◆ TASK DESCRIPTION
Output every entry exactly, from the first line to the last.

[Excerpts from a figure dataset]
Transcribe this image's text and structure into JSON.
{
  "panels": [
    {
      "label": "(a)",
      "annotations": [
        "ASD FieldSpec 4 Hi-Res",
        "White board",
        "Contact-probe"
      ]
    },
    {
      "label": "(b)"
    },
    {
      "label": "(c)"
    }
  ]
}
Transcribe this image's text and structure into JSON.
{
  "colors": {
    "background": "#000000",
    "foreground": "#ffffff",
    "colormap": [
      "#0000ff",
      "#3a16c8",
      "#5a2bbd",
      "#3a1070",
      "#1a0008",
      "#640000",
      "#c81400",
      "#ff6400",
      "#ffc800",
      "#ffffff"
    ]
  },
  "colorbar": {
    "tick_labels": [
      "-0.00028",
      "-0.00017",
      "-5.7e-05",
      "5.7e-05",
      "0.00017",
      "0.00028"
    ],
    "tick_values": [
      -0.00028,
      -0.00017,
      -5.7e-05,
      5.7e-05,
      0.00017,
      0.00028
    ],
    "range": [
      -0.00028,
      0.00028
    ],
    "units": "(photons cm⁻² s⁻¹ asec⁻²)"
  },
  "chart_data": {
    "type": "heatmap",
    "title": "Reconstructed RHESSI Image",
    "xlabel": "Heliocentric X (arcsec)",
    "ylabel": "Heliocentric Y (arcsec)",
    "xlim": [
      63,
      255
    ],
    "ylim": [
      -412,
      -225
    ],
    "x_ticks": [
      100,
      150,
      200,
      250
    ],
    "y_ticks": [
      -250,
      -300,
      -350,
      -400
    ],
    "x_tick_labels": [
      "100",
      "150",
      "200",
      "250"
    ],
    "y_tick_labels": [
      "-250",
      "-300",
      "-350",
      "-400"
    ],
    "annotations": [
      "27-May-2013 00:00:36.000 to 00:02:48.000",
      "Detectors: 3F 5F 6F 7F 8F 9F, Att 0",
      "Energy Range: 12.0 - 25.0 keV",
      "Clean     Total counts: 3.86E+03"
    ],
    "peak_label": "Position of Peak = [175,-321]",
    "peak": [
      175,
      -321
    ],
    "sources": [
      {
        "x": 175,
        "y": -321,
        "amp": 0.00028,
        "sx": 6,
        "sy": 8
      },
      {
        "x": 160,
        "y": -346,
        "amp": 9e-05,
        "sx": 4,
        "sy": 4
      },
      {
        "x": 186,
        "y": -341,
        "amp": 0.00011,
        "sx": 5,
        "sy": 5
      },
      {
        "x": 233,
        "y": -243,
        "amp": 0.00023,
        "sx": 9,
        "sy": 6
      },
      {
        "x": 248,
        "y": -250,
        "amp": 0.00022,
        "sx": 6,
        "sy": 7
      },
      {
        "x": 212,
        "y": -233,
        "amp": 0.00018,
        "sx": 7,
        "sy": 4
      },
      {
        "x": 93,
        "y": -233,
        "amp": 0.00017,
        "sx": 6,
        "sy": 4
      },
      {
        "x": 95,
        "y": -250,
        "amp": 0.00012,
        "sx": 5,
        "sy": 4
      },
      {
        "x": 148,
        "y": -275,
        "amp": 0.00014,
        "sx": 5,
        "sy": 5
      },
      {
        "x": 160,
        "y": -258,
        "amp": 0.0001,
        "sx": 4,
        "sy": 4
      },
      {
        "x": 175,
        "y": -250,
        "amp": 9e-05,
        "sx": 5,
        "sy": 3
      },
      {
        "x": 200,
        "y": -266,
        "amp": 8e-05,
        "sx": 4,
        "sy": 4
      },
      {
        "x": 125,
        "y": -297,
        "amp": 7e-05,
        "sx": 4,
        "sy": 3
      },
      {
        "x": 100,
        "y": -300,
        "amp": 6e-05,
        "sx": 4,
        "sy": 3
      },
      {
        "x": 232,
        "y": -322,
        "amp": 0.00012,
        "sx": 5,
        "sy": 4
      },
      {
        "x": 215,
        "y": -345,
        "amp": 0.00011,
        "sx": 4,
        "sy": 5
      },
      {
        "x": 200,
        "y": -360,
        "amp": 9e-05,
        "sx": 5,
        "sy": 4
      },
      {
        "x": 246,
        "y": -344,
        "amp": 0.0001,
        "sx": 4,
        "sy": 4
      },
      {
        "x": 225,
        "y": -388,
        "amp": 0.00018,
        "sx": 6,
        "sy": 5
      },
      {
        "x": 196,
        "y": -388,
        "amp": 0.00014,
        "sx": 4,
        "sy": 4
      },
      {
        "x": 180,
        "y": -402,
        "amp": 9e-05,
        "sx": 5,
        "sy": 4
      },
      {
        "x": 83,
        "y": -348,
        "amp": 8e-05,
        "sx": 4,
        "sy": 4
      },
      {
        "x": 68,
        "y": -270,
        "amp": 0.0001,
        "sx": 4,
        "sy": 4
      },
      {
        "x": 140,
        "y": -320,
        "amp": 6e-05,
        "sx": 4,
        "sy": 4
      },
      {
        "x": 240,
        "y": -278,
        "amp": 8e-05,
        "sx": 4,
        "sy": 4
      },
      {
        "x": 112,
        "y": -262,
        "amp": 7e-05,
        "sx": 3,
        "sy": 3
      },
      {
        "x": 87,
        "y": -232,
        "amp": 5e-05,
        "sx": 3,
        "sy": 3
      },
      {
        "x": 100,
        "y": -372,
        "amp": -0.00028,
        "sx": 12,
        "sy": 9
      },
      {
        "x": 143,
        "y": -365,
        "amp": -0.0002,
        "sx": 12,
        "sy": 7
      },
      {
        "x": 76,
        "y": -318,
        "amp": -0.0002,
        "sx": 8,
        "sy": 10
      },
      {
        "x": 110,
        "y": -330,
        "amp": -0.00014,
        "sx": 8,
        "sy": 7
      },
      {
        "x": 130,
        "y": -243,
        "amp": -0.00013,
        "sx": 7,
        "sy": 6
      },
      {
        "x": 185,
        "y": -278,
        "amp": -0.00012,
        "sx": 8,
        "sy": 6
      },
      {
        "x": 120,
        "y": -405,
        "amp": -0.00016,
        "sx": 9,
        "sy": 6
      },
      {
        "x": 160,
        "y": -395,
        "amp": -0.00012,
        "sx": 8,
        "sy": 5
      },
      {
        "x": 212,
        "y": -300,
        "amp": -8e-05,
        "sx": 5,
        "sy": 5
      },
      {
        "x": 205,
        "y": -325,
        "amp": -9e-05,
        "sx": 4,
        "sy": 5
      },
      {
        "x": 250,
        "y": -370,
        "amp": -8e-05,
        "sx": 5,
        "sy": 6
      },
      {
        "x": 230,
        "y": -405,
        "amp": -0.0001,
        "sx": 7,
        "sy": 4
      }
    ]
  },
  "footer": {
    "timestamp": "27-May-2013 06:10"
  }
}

◆ TASK SOLUTION
Transcribe this image's text and structure into JSON.
{
  "panels": [
    {
      "label": "(a)",
      "annotations": [
        "ASD FieldSpec 4 Hi-Res",
        "White board",
        "Contact-probe"
      ]
    },
    {
      "label": "(b)"
    },
    {
      "label": "(c)"
    }
  ]
}
Transcribe this image's text and structure into JSON.
{
  "colors": {
    "background": "#000000",
    "foreground": "#ffffff",
    "colormap": [
      "#0000ff",
      "#3a16c8",
      "#5a2bbd",
      "#3a1070",
      "#1a0008",
      "#640000",
      "#c81400",
      "#ff6400",
      "#ffc800",
      "#ffffff"
    ]
  },
  "colorbar": {
    "tick_labels": [
      "-0.00028",
      "-0.00017",
      "-5.7e-05",
      "5.7e-05",
      "0.00017",
      "0.00028"
    ],
    "tick_values": [
      -0.00028,
      -0.00017,
      -5.7e-05,
      5.7e-05,
      0.00017,
      0.00028
    ],
    "range": [
      -0.00028,
      0.00028
    ],
    "units": "(photons cm⁻² s⁻¹ asec⁻²)"
  },
  "chart_data": {
    "type": "heatmap",
    "title": "Reconstructed RHESSI Image",
    "xlabel": "Heliocentric X (arcsec)",
    "ylabel": "Heliocentric Y (arcsec)",
    "xlim": [
      63,
      255
    ],
    "ylim": [
      -412,
      -225
    ],
    "x_ticks": [
      100,
      150,
      200,
      250
    ],
    "y_ticks": [
      -250,
      -300,
      -350,
      -400
    ],
    "x_tick_labels": [
      "100",
      "150",
      "200",
      "250"
    ],
    "y_tick_labels": [
      "-250",
      "-300",
      "-350",
      "-400"
    ],
    "annotations": [
      "27-May-2013 00:00:36.000 to 00:02:48.000",
      "Detectors: 3F 5F 6F 7F 8F 9F, Att 0",
      "Energy Range: 12.0 - 25.0 keV",
      "Clean     Total counts: 3.86E+03"
    ],
    "peak_label": "Position of Peak = [175,-321]",
    "peak": [
      175,
      -321
    ],
    "sources": [
      {
        "x": 175,
        "y": -321,
        "amp": 0.00028,
        "sx": 6,
        "sy": 8
      },
      {
        "x": 160,
        "y": -346,
        "amp": 9e-05,
        "sx": 4,
        "sy": 4
      },
      {
        "x": 186,
        "y": -341,
        "amp": 0.00011,
        "sx": 5,
        "sy": 5
      },
      {
        "x": 233,
        "y": -243,
        "amp": 0.00023,
        "sx": 9,
        "sy": 6
      },
      {
        "x": 248,
        "y": -250,
        "amp": 0.00022,
        "sx": 6,
        "sy": 7
      },
      {
        "x": 212,
        "y": -233,
        "amp": 0.00018,
        "sx": 7,
        "sy": 4
      },
      {
        "x": 93,
        "y": -233,
        "amp": 0.00017,
        "sx": 6,
        "sy": 4
      },
      {
        "x": 95,
        "y": -250,
        "amp": 0.00012,
        "sx": 5,
        "sy": 4
      },
      {
        "x": 148,
        "y": -275,
        "amp": 0.00014,
        "sx": 5,
        "sy": 5
      },
      {
        "x": 160,
        "y": -258,
        "amp": 0.0001,
        "sx": 4,
        "sy": 4
      },
      {
        "x": 175,
        "y": -250,
        "amp": 9e-05,
        "sx": 5,
        "sy": 3
      },
      {
        "x": 200,
        "y": -266,
        "amp": 8e-05,
        "sx": 4,
        "sy": 4
      },
      {
        "x": 125,
        "y": -297,
        "amp": 7e-05,
        "sx": 4,
        "sy": 3
      },
      {
        "x": 100,
        "y": -300,
        "amp": 6e-05,
        "sx": 4,
        "sy": 3
      },
      {
        "x": 232,
        "y": -322,
        "amp": 0.00012,
        "sx": 5,
        "sy": 4
      },
      {
        "x": 215,
        "y": -345,
        "amp": 0.00011,
        "sx": 4,
        "sy": 5
      },
      {
        "x": 200,
        "y": -360,
        "amp": 9e-05,
        "sx": 5,
        "sy": 4
      },
      {
        "x": 246,
        "y": -344,
        "amp": 0.0001,
        "sx": 4,
        "sy": 4
      },
      {
        "x": 225,
        "y": -388,
        "amp": 0.00018,
        "sx": 6,
        "sy": 5
      },
      {
        "x": 196,
        "y": -388,
        "amp": 0.00014,
        "sx": 4,
        "sy": 4
      },
      {
        "x": 180,
        "y": -402,
        "amp": 9e-05,
        "sx": 5,
        "sy": 4
      },
      {
        "x": 83,
        "y": -348,
        "amp": 8e-05,
        "sx": 4,
        "sy": 4
      },
      {
        "x": 68,
        "y": -270,
        "amp": 0.0001,
        "sx": 4,
        "sy": 4
      },
      {
        "x": 140,
        "y": -320,
        "amp": 6e-05,
        "sx": 4,
        "sy": 4
      },
      {
        "x": 240,
        "y": -278,
        "amp": 8e-05,
        "sx": 4,
        "sy": 4
      },
      {
        "x": 112,
        "y": -262,
        "amp": 7e-05,
        "sx": 3,
        "sy": 3
      },
      {
        "x": 87,
        "y": -232,
        "amp": 5e-05,
        "sx": 3,
        "sy": 3
      },
      {
        "x": 100,
        "y": -372,
        "amp": -0.00028,
        "sx": 12,
        "sy": 9
      },
      {
        "x": 143,
        "y": -365,
        "amp": -0.0002,
        "sx": 12,
        "sy": 7
      },
      {
        "x": 76,
        "y": -318,
        "amp": -0.0002,
        "sx": 8,
        "sy": 10
      },
      {
        "x": 110,
        "y": -330,
        "amp": -0.00014,
        "sx": 8,
        "sy": 7
      },
      {
        "x": 130,
        "y": -243,
        "amp": -0.00013,
        "sx": 7,
        "sy": 6
      },
      {
        "x": 185,
        "y": -278,
        "amp": -0.00012,
        "sx": 8,
        "sy": 6
      },
      {
        "x": 120,
        "y": -405,
        "amp": -0.00016,
        "sx": 9,
        "sy": 6
      },
      {
        "x": 160,
        "y": -395,
        "amp": -0.00012,
        "sx": 8,
        "sy": 5
      },
      {
        "x": 212,
        "y": -300,
        "amp": -8e-05,
        "sx": 5,
        "sy": 5
      },
      {
        "x": 205,
        "y": -325,
        "amp": -9e-05,
        "sx": 4,
        "sy": 5
      },
      {
        "x": 250,
        "y": -370,
        "amp": -8e-05,
        "sx": 5,
        "sy": 6
      },
      {
        "x": 230,
        "y": -405,
        "amp": -0.0001,
        "sx": 7,
        "sy": 4
      }
    ]
  },
  "footer": {
    "timestamp": "27-May-2013 06:10"
  }
}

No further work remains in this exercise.